• **Task to complete**
Locate and copy all lines bearing the word "University".

Recorded data
::::::

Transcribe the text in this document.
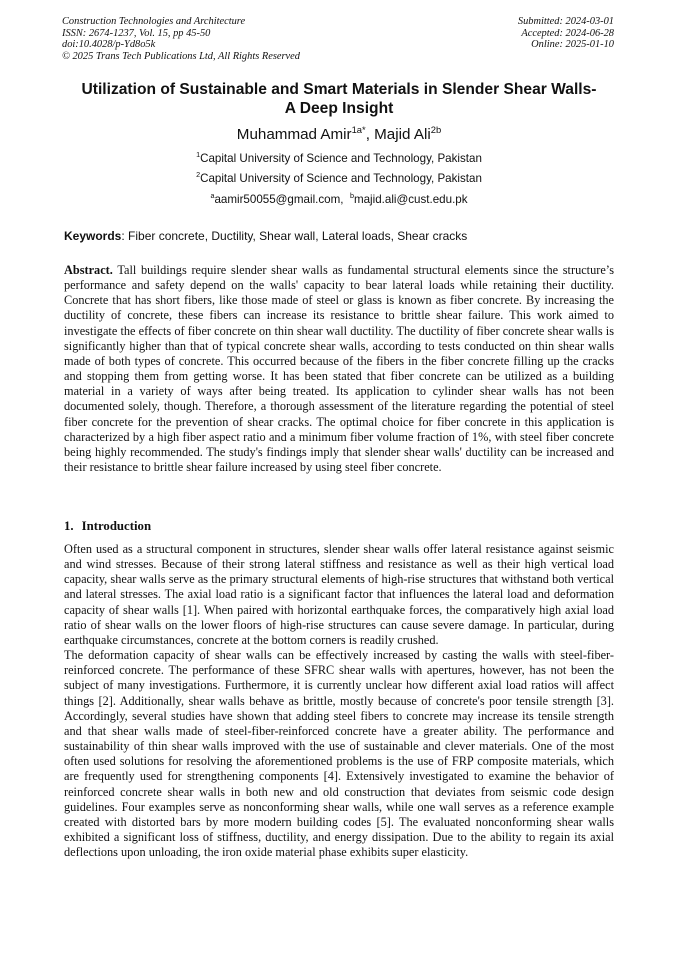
Construction Technologies and Architecture
ISSN: 2674-1237, Vol. 15, pp 45-50
doi:10.4028/p-Yd8o5k
© 2025 Trans Tech Publications Ltd, All Rights Reserved
Submitted: 2024-03-01
Accepted: 2024-06-28
Online: 2025-01-10
Utilization of Sustainable and Smart Materials in Slender Shear Walls-
A Deep Insight
Muhammad Amir$^{1a*}$, Majid Ali$^{2b}$
$^1$Capital University of Science and Technology, Pakistan
$^2$Capital University of Science and Technology, Pakistan
$^a$aamir50055@gmail.com, $^b$majid.ali@cust.edu.pk
Keywords: Fiber concrete, Ductility, Shear wall, Lateral loads, Shear cracks
Abstract. Tall buildings require slender shear walls as fundamental structural elements since the structure’s performance and safety depend on the walls' capacity to bear lateral loads while retaining their ductility. Concrete that has short fibers, like those made of steel or glass is known as fiber concrete. By increasing the ductility of concrete, these fibers can increase its resistance to brittle shear failure. This work aimed to investigate the effects of fiber concrete on thin shear wall ductility. The ductility of fiber concrete shear walls is significantly higher than that of typical concrete shear walls, according to tests conducted on thin shear walls made of both types of concrete. This occurred because of the fibers in the fiber concrete filling up the cracks and stopping them from getting worse. It has been stated that fiber concrete can be utilized as a building material in a variety of ways after being treated. Its application to cylinder shear walls has not been documented solely, though. Therefore, a thorough assessment of the literature regarding the potential of steel fiber concrete for the prevention of shear cracks. The optimal choice for fiber concrete in this application is characterized by a high fiber aspect ratio and a minimum fiber volume fraction of 1%, with steel fiber concrete being highly recommended. The study's findings imply that slender shear walls' ductility can be increased and their resistance to brittle shear failure increased by using steel fiber concrete.
1. Introduction

Often used as a structural component in structures, slender shear walls offer lateral resistance against seismic and wind stresses. Because of their strong lateral stiffness and resistance as well as their high vertical load capacity, shear walls serve as the primary structural elements of high-rise structures that withstand both vertical and lateral stresses. The axial load ratio is a significant factor that influences the lateral load and deformation capacity of shear walls [1]. When paired with horizontal earthquake forces, the comparatively high axial load ratio of shear walls on the lower floors of high-rise structures can cause severe damage. In particular, during earthquake circumstances, concrete at the bottom corners is readily crushed.

The deformation capacity of shear walls can be effectively increased by casting the walls with steel-fiber-reinforced concrete. The performance of these SFRC shear walls with apertures, however, has not been the subject of many investigations. Furthermore, it is currently unclear how different axial load ratios will affect things [2]. Additionally, shear walls behave as brittle, mostly because of concrete's poor tensile strength [3]. Accordingly, several studies have shown that adding steel fibers to concrete may increase its tensile strength and that shear walls made of steel-fiber-reinforced concrete have a greater ability. The performance and sustainability of thin shear walls improved with the use of sustainable and clever materials. One of the most often used solutions for resolving the aforementioned problems is the use of FRP composite materials, which are frequently used for strengthening components [4]. Extensively investigated to examine the behavior of reinforced concrete shear walls in both new and old construction that deviates from seismic code design guidelines. Four examples serve as nonconforming shear walls, while one wall serves as a reference example created with distorted bars by more modern building codes [5]. The evaluated nonconforming shear walls exhibited a significant loss of stiffness, ductility, and energy dissipation. Due to the ability to regain its axial deflections upon unloading, the iron oxide material phase exhibits super elasticity.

::::::

• **Solution**
$^1$Capital University of Science and Technology, Pakistan
$^2$Capital University of Science and Technology, Pakistan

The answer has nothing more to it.